Go through the listing below and gather every line with the word "text".

******

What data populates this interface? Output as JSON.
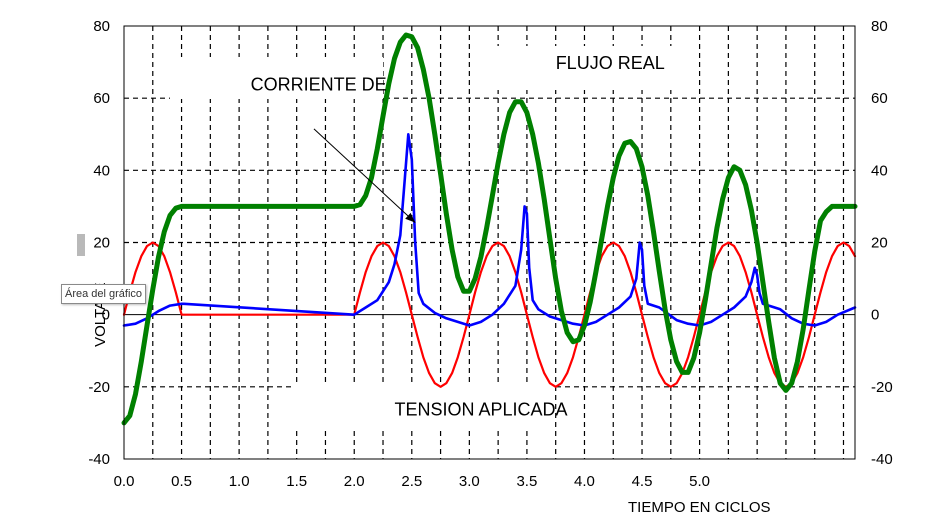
{
  "chart_data": {
    "type": "line",
    "xlabel": "TIEMPO EN  CICLOS",
    "ylabel": "VOLTAJE",
    "xlim": [
      0,
      6.35
    ],
    "ylim": [
      -40,
      80
    ],
    "x_tick_labels": [
      "0.0",
      "0.5",
      "1.0",
      "1.5",
      "2.0",
      "2.5",
      "3.0",
      "3.5",
      "4.0",
      "4.5",
      "5.0"
    ],
    "x_tick_values": [
      0,
      0.5,
      1.0,
      1.5,
      2.0,
      2.5,
      3.0,
      3.5,
      4.0,
      4.5,
      5.0
    ],
    "y_ticks": [
      -40,
      -20,
      0,
      20,
      40,
      60,
      80
    ],
    "y_tick_labels_left": [
      "-40",
      "-20",
      "0",
      "20",
      "40",
      "60",
      "80"
    ],
    "y_tick_labels_right": [
      "-40",
      "-20",
      "0",
      "20",
      "40",
      "60",
      "80"
    ],
    "grid": true,
    "annotations": [
      {
        "text": "CORRIENTE DE",
        "x": 1.1,
        "y": 64
      },
      {
        "text": "FLUJO REAL",
        "x": 3.75,
        "y": 70
      },
      {
        "text": "TENSION APLICADA",
        "x": 2.35,
        "y": -26
      }
    ],
    "series": [
      {
        "color": "#008000",
        "x": [
          0,
          0.05,
          0.1,
          0.15,
          0.2,
          0.25,
          0.3,
          0.35,
          0.4,
          0.45,
          0.5,
          0.55,
          0.7,
          1.0,
          1.5,
          1.9,
          2.0,
          2.05,
          2.1,
          2.15,
          2.2,
          2.25,
          2.3,
          2.35,
          2.4,
          2.45,
          2.5,
          2.55,
          2.6,
          2.65,
          2.7,
          2.75,
          2.8,
          2.85,
          2.9,
          2.95,
          3.0,
          3.05,
          3.1,
          3.15,
          3.2,
          3.25,
          3.3,
          3.35,
          3.4,
          3.45,
          3.5,
          3.55,
          3.6,
          3.65,
          3.7,
          3.75,
          3.8,
          3.85,
          3.9,
          3.95,
          4.0,
          4.05,
          4.1,
          4.15,
          4.2,
          4.25,
          4.3,
          4.35,
          4.4,
          4.45,
          4.5,
          4.55,
          4.6,
          4.65,
          4.7,
          4.75,
          4.8,
          4.85,
          4.9,
          4.95,
          5.0,
          5.05,
          5.1,
          5.15,
          5.2,
          5.25,
          5.3,
          5.35,
          5.4,
          5.45,
          5.5,
          5.55,
          5.6,
          5.65,
          5.7,
          5.75,
          5.8,
          5.85,
          5.9,
          5.95,
          6.0,
          6.05,
          6.1,
          6.15,
          6.2,
          6.25,
          6.3,
          6.35
        ],
        "values": [
          -30,
          -28,
          -22,
          -13,
          -3,
          7,
          16,
          23,
          27.5,
          29.5,
          30,
          30,
          30,
          30,
          30,
          30,
          30,
          30.5,
          33,
          38,
          46,
          55,
          64,
          71,
          75.5,
          77.5,
          77,
          74,
          68,
          60,
          50,
          39,
          28,
          18,
          10.5,
          6.5,
          6.5,
          10,
          16,
          24,
          33,
          42,
          50,
          56,
          59,
          59,
          56,
          50,
          42,
          32,
          21,
          10,
          1,
          -5,
          -7.5,
          -7,
          -3,
          3.5,
          12,
          21,
          30,
          38,
          44,
          47.5,
          48,
          46,
          41,
          33,
          23,
          12,
          1.5,
          -7,
          -13,
          -16,
          -16,
          -12,
          -5,
          4,
          14,
          24,
          32,
          38,
          41,
          40,
          36,
          29,
          20,
          9,
          -2,
          -12,
          -19,
          -21,
          -19,
          -13,
          -4,
          7,
          17.5,
          26,
          28.5,
          30,
          30,
          30,
          30,
          30
        ]
      },
      {
        "color": "#ff0000",
        "x": [
          0,
          0.05,
          0.1,
          0.15,
          0.2,
          0.25,
          0.3,
          0.35,
          0.4,
          0.45,
          0.5,
          0.55,
          0.6,
          0.7,
          1.0,
          1.5,
          2.0,
          2.05,
          2.1,
          2.15,
          2.2,
          2.25,
          2.3,
          2.35,
          2.4,
          2.45,
          2.5,
          2.55,
          2.6,
          2.65,
          2.7,
          2.75,
          2.8,
          2.85,
          2.9,
          2.95,
          3.0,
          3.05,
          3.1,
          3.15,
          3.2,
          3.25,
          3.3,
          3.35,
          3.4,
          3.45,
          3.5,
          3.55,
          3.6,
          3.65,
          3.7,
          3.75,
          3.8,
          3.85,
          3.9,
          3.95,
          4.0,
          4.05,
          4.1,
          4.15,
          4.2,
          4.25,
          4.3,
          4.35,
          4.4,
          4.45,
          4.5,
          4.55,
          4.6,
          4.65,
          4.7,
          4.75,
          4.8,
          4.85,
          4.9,
          4.95,
          5.0,
          5.05,
          5.1,
          5.15,
          5.2,
          5.25,
          5.3,
          5.35,
          5.4,
          5.45,
          5.5,
          5.55,
          5.6,
          5.65,
          5.7,
          5.75,
          5.8,
          5.85,
          5.9,
          5.95,
          6.0,
          6.05,
          6.1,
          6.15,
          6.2,
          6.25,
          6.3,
          6.35
        ],
        "values": [
          0,
          6.2,
          11.8,
          16.2,
          19,
          20,
          19,
          16.2,
          11.8,
          6.2,
          0,
          0,
          0,
          0,
          0,
          0,
          0,
          6.2,
          11.8,
          16.2,
          19,
          20,
          19,
          16.2,
          11.8,
          6.2,
          0,
          -6.2,
          -11.8,
          -16.2,
          -19,
          -20,
          -19,
          -16.2,
          -11.8,
          -6.2,
          0,
          6.2,
          11.8,
          16.2,
          19,
          20,
          19,
          16.2,
          11.8,
          6.2,
          0,
          -6.2,
          -11.8,
          -16.2,
          -19,
          -20,
          -19,
          -16.2,
          -11.8,
          -6.2,
          0,
          6.2,
          11.8,
          16.2,
          19,
          20,
          19,
          16.2,
          11.8,
          6.2,
          0,
          -6.2,
          -11.8,
          -16.2,
          -19,
          -20,
          -19,
          -16.2,
          -11.8,
          -6.2,
          0,
          6.2,
          11.8,
          16.2,
          19,
          20,
          19,
          16.2,
          11.8,
          6.2,
          0,
          -6.2,
          -11.8,
          -16.2,
          -19,
          -20,
          -19,
          -16.2,
          -11.8,
          -6.2,
          0,
          6.2,
          11.8,
          16.2,
          19,
          20,
          19,
          16.2
        ]
      },
      {
        "color": "#0000ff",
        "x": [
          0,
          0.1,
          0.2,
          0.3,
          0.4,
          0.5,
          0.52,
          2.0,
          2.1,
          2.2,
          2.3,
          2.35,
          2.4,
          2.44,
          2.47,
          2.5,
          2.53,
          2.56,
          2.6,
          2.7,
          2.8,
          2.9,
          3.0,
          3.1,
          3.2,
          3.3,
          3.4,
          3.45,
          3.48,
          3.5,
          3.52,
          3.55,
          3.6,
          3.7,
          3.8,
          3.9,
          4.0,
          4.1,
          4.2,
          4.3,
          4.4,
          4.45,
          4.48,
          4.5,
          4.52,
          4.55,
          4.65,
          4.8,
          4.9,
          5.0,
          5.1,
          5.2,
          5.3,
          5.4,
          5.45,
          5.48,
          5.5,
          5.52,
          5.55,
          5.7,
          5.8,
          5.9,
          6.0,
          6.1,
          6.2,
          6.35
        ],
        "values": [
          -3,
          -2.5,
          -1,
          1,
          2.5,
          3,
          3,
          0,
          2,
          4,
          9,
          14,
          22,
          38,
          50,
          43,
          20,
          6,
          3,
          0.5,
          -1,
          -2,
          -3,
          -2,
          0,
          3,
          8,
          18,
          30,
          28,
          13,
          4,
          1.5,
          -0.5,
          -1.5,
          -2.5,
          -3,
          -2,
          0,
          2,
          5,
          10,
          20,
          18,
          8,
          3,
          2,
          -1.5,
          -2.5,
          -3,
          -2,
          0,
          2,
          5,
          9,
          13,
          11,
          6,
          3,
          1.5,
          -1,
          -2.5,
          -3,
          -2,
          0,
          2
        ]
      }
    ]
  },
  "tooltip": "Área del gráfico"
}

******

_Task output_
        "text": "CORRIENTE DE",
        "text": "FLUJO REAL",
        "text": "TENSION APLICADA",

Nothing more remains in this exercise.